[Collected data entries]

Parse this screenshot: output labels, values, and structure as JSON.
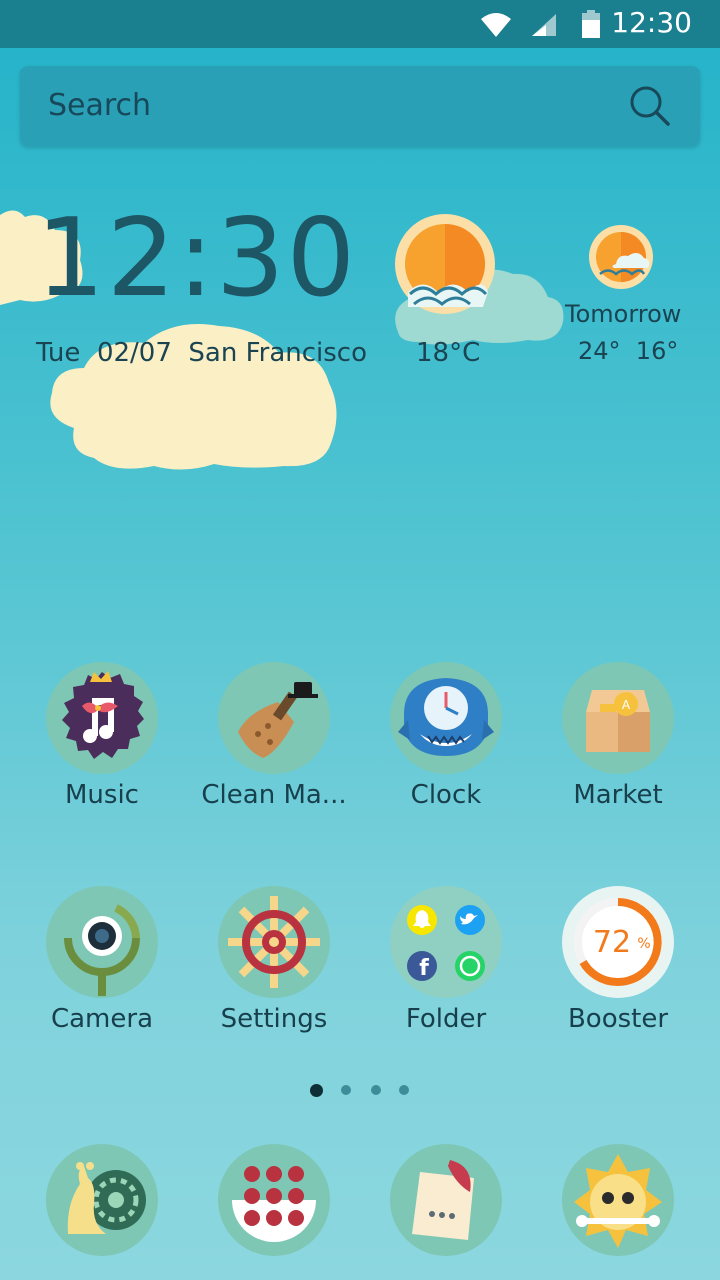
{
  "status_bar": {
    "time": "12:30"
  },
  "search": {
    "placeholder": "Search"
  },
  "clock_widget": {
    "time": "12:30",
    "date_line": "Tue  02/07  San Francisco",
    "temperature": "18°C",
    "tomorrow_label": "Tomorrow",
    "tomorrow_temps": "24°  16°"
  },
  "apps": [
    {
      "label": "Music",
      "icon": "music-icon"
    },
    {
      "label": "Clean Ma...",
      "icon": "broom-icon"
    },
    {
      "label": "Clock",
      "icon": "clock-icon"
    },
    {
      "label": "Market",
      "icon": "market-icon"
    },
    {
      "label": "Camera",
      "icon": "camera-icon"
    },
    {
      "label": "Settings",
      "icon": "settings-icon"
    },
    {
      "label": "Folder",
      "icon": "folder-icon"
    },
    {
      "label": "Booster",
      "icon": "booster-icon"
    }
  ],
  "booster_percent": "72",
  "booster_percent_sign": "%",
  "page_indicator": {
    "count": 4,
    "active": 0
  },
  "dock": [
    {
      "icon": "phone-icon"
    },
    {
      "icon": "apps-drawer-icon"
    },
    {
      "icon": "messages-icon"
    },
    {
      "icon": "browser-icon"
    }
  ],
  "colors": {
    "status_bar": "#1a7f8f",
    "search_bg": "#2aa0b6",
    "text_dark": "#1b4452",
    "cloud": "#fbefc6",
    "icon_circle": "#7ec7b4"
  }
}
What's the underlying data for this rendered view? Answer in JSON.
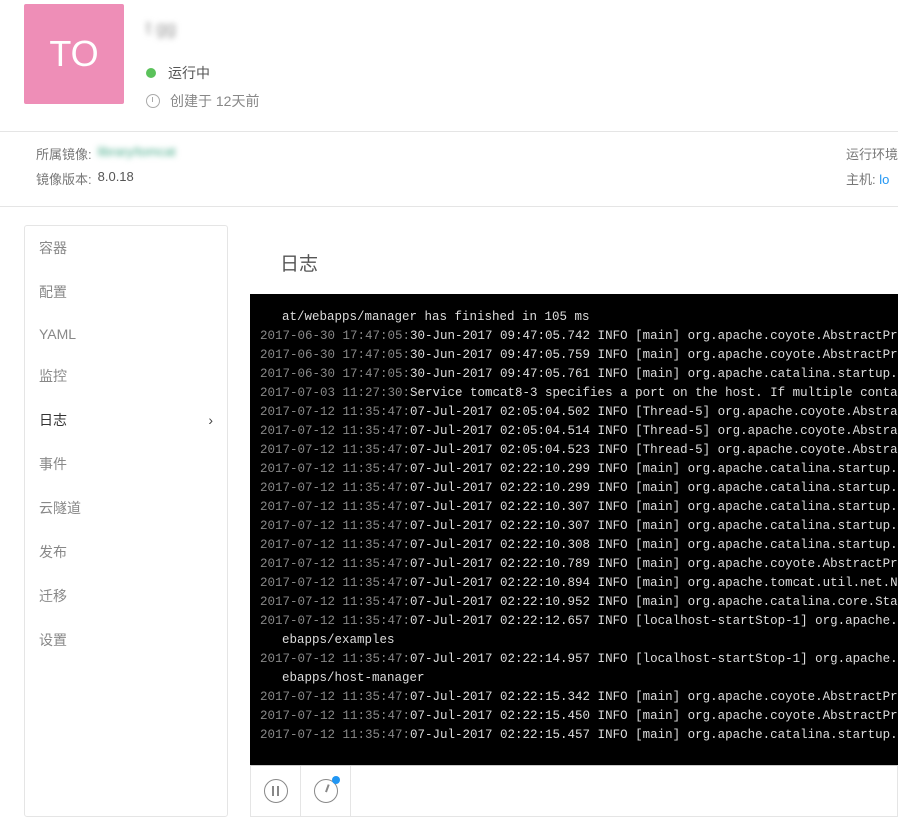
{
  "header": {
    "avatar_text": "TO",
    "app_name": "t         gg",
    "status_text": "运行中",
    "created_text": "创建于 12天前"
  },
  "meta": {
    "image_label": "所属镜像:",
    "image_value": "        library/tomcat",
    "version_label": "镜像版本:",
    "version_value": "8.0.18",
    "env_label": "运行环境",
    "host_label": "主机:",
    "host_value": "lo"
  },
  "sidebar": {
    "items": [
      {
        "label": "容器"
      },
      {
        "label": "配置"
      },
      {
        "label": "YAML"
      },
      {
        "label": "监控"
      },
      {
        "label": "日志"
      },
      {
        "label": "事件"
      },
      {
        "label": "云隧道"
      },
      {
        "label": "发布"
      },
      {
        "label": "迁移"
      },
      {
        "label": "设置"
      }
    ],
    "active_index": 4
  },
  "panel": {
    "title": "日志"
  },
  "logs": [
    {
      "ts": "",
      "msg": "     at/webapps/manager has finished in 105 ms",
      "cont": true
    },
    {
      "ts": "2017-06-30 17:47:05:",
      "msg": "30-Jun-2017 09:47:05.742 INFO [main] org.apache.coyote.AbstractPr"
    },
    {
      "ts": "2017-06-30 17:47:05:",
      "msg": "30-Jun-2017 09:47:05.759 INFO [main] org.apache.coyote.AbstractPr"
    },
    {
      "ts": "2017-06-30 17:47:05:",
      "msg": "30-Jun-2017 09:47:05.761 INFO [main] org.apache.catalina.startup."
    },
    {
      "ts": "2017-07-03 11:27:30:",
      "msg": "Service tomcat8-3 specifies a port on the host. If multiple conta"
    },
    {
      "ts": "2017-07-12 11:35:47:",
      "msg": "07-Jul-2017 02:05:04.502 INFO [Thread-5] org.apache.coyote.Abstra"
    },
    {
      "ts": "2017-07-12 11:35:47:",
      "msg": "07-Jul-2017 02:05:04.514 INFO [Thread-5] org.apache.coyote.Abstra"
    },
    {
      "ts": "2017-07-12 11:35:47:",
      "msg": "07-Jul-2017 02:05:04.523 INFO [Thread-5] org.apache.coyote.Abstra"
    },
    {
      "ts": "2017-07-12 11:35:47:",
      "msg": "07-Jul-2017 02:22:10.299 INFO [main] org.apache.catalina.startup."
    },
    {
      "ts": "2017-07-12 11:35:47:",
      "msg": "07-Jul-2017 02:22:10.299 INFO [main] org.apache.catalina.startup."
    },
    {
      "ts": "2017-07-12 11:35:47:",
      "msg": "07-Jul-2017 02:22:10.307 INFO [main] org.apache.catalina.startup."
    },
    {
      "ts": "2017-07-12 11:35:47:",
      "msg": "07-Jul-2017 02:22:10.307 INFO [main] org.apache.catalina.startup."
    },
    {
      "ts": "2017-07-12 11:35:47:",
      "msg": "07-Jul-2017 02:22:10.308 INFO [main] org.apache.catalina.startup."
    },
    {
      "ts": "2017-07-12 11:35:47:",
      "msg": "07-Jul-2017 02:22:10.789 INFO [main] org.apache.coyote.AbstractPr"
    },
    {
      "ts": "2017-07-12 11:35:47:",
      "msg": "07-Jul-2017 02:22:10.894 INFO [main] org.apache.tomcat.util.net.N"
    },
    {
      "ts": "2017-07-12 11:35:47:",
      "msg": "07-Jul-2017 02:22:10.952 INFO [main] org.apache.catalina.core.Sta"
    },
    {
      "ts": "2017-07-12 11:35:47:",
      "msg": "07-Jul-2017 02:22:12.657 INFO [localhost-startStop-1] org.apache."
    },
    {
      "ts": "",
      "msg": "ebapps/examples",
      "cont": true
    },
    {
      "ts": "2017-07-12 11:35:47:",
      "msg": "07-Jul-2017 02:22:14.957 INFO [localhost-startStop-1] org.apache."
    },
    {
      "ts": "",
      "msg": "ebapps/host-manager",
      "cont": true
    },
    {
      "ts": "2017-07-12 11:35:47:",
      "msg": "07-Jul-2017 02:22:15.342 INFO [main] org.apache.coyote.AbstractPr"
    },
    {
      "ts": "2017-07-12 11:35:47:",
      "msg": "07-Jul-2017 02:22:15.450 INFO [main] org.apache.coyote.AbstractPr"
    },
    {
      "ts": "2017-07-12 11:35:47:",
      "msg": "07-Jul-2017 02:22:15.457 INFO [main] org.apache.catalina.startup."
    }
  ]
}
--
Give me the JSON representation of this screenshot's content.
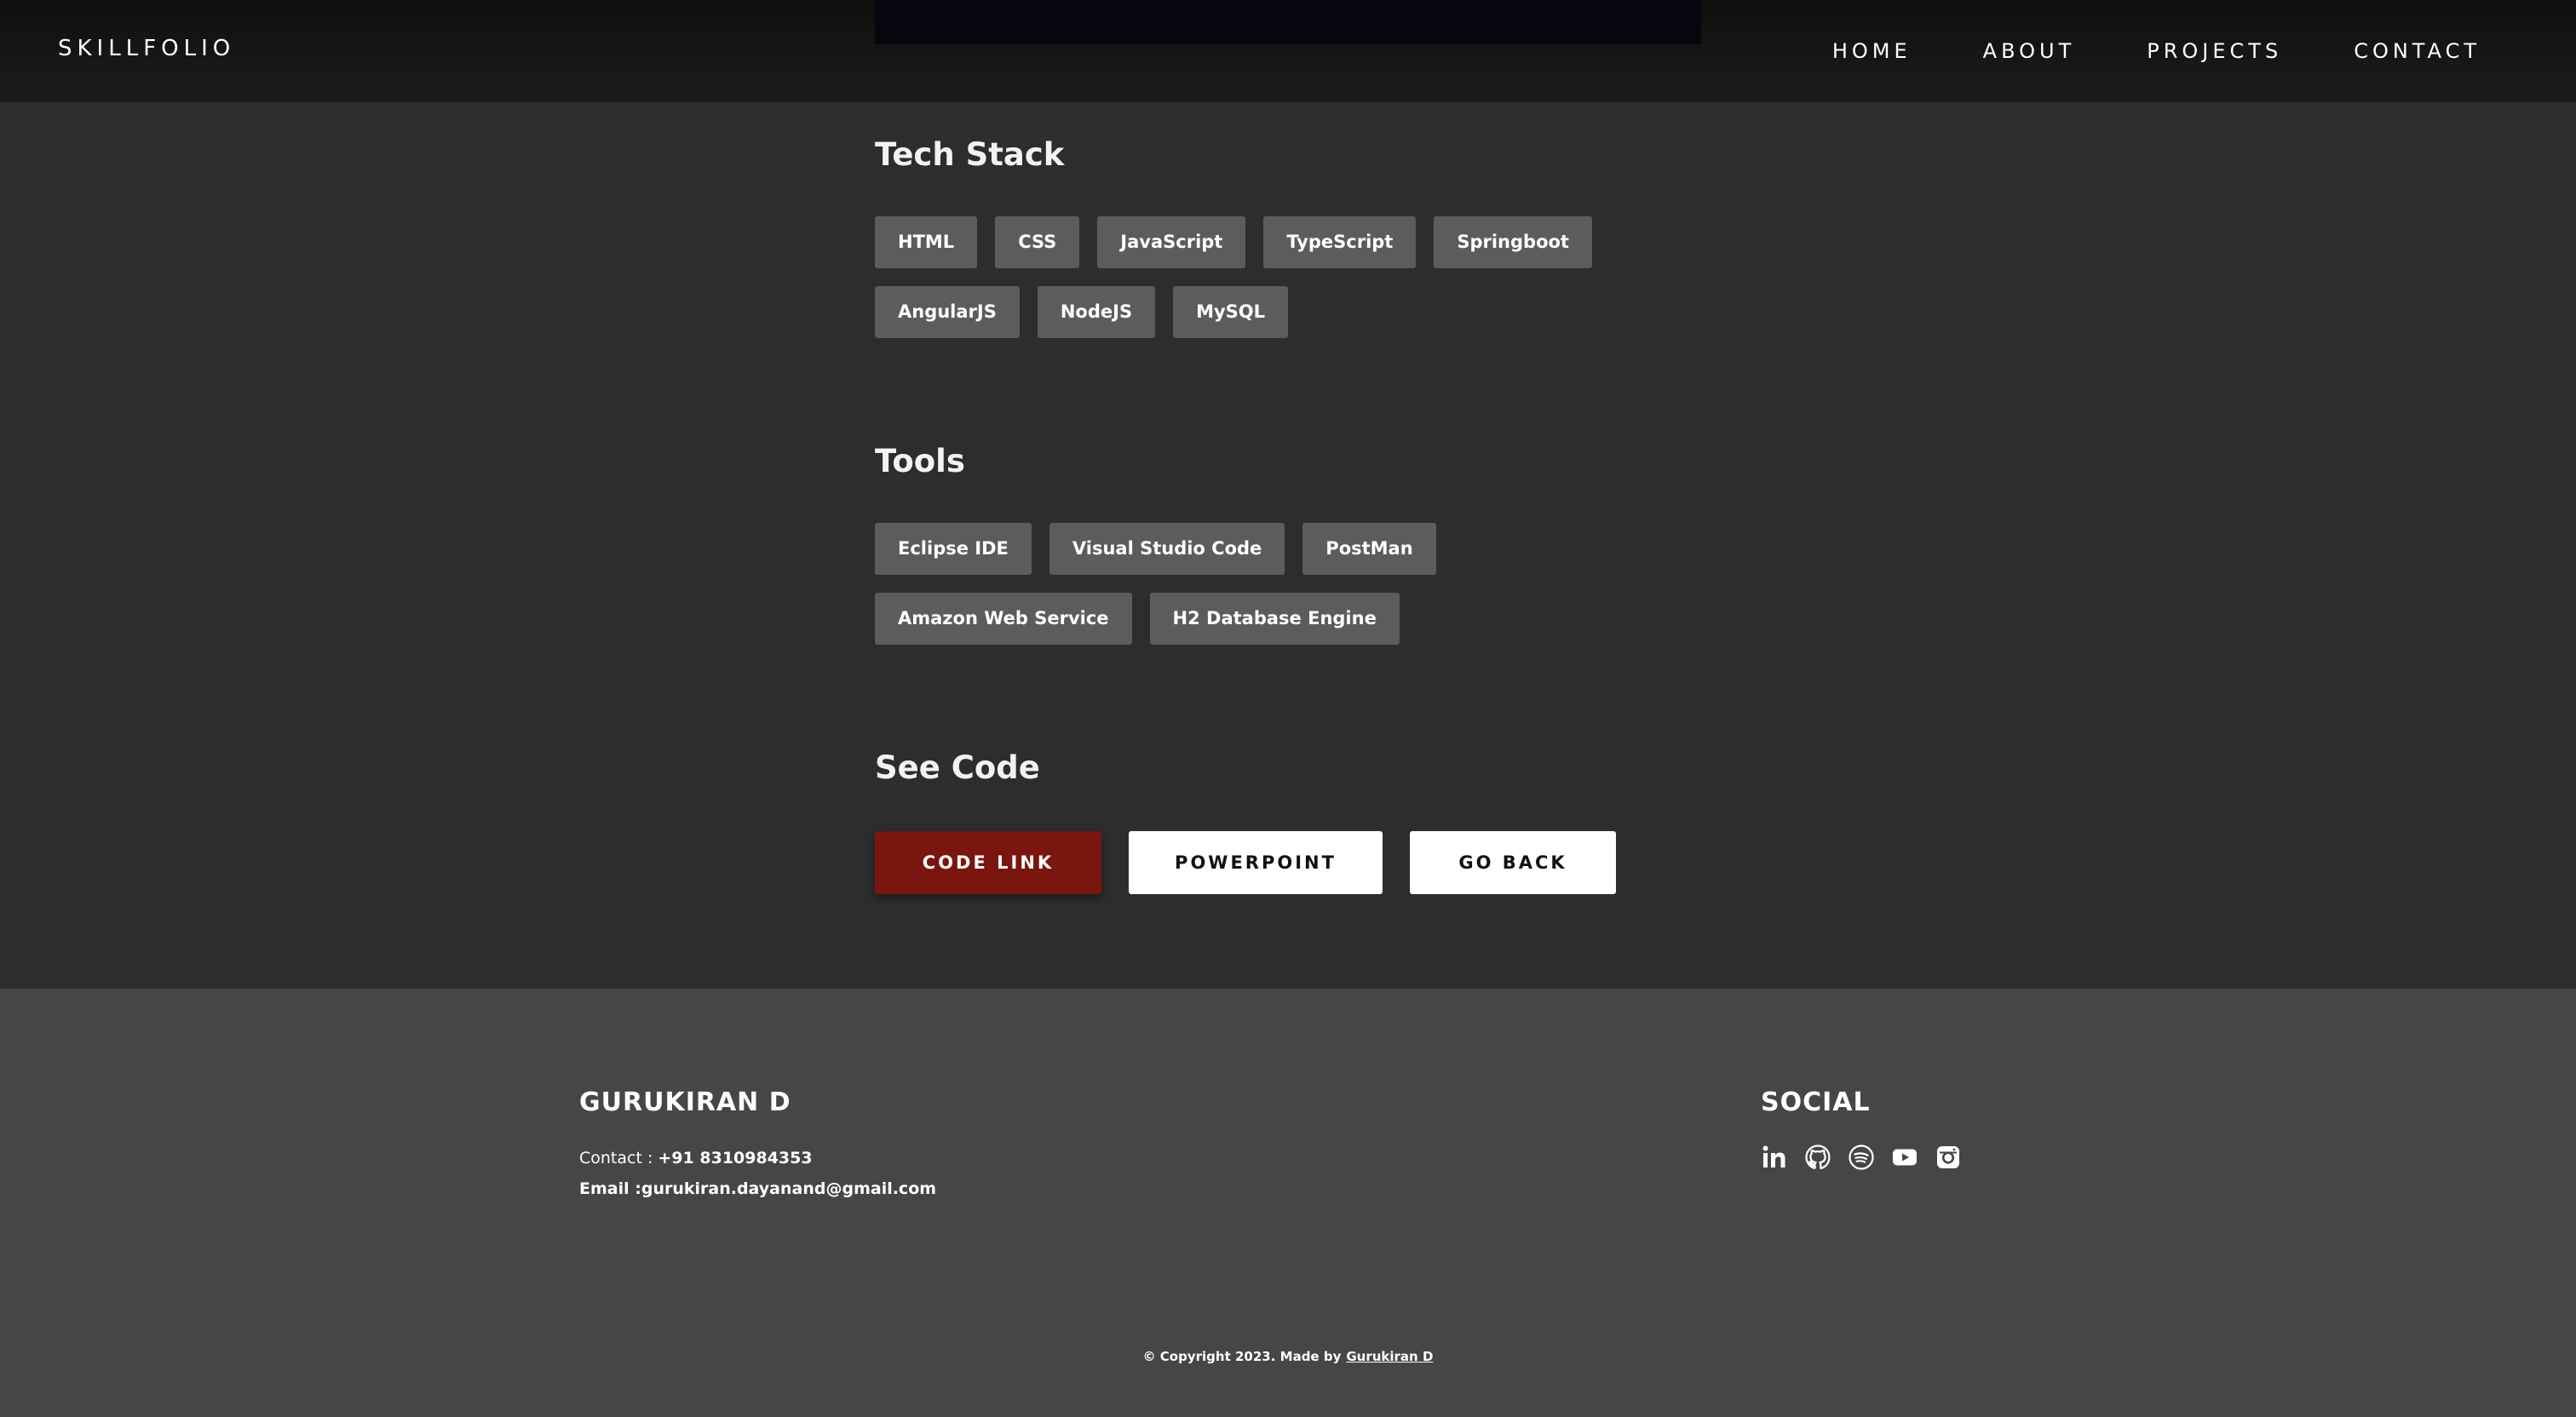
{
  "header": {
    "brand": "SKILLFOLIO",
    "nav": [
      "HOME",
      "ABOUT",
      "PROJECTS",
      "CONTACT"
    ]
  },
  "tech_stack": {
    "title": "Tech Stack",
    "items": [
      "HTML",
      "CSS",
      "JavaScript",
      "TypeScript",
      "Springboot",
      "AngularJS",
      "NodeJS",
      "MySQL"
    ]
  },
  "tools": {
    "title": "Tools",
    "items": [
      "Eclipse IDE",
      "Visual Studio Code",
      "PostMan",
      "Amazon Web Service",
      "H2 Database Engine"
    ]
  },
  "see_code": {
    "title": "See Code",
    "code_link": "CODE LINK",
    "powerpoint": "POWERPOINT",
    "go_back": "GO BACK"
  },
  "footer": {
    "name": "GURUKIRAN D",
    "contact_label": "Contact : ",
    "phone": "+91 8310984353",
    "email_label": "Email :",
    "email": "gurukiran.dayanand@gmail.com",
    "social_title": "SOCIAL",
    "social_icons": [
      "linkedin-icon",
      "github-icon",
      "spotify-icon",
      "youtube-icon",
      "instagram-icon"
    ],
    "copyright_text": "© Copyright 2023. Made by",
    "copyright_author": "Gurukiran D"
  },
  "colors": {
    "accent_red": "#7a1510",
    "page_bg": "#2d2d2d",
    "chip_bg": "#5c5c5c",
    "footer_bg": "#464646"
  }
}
--
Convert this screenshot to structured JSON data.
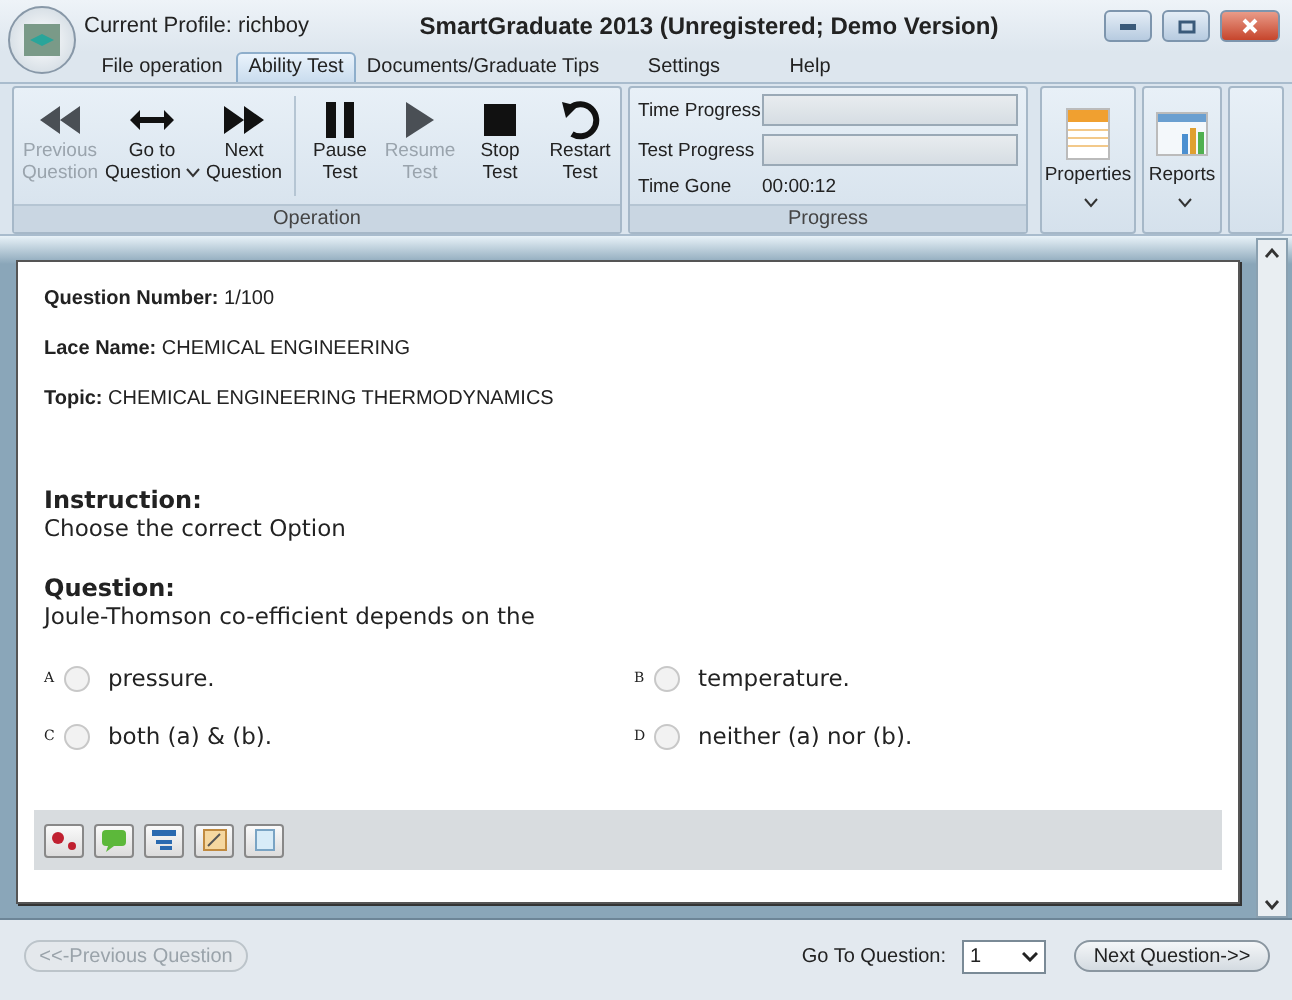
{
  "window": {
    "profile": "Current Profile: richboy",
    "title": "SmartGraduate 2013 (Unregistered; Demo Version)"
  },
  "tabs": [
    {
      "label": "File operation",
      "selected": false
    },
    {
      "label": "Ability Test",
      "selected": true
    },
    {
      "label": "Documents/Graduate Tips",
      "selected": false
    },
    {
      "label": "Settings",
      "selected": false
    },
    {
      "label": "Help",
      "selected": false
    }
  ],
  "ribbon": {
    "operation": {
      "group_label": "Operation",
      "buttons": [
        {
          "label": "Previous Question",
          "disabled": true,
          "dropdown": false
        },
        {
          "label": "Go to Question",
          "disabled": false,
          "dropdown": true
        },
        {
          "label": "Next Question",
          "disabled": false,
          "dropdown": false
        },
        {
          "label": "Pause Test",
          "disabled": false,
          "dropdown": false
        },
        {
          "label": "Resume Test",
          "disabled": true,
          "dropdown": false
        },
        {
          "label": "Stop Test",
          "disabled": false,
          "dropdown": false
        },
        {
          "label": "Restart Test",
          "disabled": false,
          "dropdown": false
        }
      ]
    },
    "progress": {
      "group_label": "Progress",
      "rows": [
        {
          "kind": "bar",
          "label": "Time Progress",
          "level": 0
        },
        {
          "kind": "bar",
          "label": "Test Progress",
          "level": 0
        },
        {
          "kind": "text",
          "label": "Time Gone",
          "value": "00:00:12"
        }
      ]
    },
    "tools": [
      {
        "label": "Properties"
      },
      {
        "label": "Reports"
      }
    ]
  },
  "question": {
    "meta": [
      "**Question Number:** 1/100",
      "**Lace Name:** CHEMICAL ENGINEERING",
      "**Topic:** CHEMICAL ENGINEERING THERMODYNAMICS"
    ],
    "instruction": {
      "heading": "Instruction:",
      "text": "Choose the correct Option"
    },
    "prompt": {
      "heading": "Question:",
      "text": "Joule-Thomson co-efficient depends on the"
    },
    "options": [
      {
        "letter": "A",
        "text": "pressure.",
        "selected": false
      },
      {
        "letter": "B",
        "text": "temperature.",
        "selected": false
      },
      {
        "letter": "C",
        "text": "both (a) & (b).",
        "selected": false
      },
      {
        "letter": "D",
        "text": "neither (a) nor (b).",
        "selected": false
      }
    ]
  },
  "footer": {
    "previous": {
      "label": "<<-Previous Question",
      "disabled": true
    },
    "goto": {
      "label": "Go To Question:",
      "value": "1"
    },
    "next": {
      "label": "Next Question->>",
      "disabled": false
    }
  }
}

> **Work instructions**: Examine the records and pull out every line where the string "localhost" occurs.

> **Response to the task**:
      "msg": "07-Jul-2017 02:22:12.657 INFO [localhost-startStop-1] org.apache."
      "msg": "07-Jul-2017 02:22:14.957 INFO [localhost-startStop-1] org.apache."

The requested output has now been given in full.